OBJECTIVE -> List all lines of the data that include the string "Вставка".

[Dataset records]
----------
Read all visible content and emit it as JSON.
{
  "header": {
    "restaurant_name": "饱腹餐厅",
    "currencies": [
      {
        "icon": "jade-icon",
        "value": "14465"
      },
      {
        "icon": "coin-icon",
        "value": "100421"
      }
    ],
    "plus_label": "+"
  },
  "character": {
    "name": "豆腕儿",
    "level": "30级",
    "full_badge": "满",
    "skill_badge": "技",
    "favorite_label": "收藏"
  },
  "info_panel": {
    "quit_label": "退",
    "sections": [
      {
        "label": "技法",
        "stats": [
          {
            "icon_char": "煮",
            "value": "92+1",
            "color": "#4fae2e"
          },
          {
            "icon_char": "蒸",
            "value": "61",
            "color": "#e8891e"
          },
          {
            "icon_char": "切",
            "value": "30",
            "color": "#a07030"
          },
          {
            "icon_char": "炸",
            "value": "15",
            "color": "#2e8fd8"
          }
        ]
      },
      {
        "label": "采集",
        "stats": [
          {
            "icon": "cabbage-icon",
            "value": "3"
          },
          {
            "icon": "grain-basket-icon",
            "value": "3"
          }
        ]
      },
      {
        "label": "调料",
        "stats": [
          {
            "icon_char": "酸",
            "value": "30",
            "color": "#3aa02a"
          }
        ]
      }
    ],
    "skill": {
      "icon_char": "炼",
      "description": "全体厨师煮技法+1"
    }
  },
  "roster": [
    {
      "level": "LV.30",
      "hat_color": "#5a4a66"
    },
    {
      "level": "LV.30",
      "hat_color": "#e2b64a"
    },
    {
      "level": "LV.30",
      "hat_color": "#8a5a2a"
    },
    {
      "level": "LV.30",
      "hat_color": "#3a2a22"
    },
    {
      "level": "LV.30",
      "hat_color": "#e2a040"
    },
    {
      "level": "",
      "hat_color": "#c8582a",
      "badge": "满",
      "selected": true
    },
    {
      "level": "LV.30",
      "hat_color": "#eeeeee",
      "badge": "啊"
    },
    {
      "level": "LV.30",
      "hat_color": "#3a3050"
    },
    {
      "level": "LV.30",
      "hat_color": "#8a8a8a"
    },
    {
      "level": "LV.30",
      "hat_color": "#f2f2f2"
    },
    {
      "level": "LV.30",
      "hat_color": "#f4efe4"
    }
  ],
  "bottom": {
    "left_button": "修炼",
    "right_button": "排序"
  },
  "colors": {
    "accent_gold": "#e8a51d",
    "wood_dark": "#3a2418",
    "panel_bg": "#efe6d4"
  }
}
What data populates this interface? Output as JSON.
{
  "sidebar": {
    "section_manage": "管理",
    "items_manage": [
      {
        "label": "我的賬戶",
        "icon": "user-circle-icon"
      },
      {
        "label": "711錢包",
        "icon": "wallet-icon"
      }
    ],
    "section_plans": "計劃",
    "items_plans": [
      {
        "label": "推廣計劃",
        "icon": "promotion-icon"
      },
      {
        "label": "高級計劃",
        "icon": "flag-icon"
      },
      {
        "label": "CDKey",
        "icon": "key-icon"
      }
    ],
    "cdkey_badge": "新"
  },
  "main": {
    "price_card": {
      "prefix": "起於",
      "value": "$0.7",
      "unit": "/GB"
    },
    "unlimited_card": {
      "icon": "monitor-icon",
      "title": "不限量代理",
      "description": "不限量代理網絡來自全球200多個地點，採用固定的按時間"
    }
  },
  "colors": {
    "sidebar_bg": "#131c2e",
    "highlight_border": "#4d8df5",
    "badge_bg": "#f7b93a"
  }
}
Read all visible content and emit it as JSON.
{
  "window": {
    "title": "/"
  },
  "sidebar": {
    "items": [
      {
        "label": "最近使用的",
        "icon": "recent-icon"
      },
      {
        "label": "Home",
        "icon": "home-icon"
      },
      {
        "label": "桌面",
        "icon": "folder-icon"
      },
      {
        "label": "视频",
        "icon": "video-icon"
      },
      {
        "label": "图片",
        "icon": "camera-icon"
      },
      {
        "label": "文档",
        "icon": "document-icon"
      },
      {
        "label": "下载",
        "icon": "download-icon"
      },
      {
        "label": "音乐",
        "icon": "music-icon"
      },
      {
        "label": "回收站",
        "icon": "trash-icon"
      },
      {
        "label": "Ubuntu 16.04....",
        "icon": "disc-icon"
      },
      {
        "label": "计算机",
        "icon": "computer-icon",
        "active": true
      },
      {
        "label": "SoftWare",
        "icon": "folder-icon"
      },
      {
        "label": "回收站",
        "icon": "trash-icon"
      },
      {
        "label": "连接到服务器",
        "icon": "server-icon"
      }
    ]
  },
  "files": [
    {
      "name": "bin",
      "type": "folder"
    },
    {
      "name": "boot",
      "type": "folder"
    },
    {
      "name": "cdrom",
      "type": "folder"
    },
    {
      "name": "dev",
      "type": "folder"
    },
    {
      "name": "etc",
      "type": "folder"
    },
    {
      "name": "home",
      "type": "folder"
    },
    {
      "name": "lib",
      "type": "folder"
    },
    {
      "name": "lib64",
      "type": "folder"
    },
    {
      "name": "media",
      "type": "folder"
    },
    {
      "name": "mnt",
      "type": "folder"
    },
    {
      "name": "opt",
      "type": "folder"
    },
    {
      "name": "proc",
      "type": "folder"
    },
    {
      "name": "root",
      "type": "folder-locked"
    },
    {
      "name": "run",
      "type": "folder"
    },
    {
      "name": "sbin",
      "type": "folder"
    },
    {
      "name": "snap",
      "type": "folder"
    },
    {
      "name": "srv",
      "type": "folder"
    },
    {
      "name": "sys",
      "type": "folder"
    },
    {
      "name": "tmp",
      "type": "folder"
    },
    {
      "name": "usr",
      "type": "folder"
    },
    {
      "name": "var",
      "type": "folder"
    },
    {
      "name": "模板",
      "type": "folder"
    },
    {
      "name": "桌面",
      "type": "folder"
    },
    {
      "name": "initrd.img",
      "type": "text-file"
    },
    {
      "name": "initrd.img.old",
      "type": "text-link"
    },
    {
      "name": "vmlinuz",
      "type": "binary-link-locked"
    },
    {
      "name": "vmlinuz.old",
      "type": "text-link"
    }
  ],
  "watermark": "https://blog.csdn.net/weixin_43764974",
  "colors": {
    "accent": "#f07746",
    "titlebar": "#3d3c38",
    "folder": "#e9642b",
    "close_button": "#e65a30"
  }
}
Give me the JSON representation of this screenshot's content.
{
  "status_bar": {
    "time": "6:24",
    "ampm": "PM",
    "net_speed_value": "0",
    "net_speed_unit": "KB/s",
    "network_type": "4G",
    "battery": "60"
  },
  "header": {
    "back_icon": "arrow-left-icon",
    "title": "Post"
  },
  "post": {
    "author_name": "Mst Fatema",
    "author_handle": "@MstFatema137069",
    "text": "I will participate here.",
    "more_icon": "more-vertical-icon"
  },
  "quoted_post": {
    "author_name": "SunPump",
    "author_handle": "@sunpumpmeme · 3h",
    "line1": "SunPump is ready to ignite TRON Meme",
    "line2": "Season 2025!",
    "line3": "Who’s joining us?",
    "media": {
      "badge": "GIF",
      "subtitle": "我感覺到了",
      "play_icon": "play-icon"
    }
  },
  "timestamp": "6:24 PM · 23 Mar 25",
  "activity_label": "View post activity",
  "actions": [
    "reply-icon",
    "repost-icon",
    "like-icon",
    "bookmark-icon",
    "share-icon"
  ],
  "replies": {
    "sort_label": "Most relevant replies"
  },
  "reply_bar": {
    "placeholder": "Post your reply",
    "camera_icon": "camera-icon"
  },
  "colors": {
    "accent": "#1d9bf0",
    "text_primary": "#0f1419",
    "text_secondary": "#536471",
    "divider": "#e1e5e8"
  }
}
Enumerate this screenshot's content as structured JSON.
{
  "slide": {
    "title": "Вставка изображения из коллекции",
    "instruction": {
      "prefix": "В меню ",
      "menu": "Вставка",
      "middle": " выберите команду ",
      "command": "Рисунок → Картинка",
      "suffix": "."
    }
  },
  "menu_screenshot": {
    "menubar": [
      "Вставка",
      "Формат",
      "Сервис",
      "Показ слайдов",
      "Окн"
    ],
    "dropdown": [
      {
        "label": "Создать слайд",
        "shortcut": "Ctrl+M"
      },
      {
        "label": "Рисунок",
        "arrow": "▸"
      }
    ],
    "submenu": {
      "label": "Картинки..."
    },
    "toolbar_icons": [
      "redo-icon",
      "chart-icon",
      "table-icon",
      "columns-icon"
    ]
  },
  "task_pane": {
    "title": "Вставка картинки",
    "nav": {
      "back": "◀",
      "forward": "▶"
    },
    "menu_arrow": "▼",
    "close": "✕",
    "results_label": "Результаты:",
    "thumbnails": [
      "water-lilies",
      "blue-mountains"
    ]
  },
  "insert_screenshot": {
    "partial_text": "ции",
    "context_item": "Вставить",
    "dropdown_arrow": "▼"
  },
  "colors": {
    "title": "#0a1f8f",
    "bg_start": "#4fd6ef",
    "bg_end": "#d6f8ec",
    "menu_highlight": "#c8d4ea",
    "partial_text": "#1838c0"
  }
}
----------
SOLUTION TO THIS EXERCISE ->
    "title": "Вставка изображения из коллекции",
      "menu": "Вставка",
      "Вставка",
    "title": "Вставка картинки",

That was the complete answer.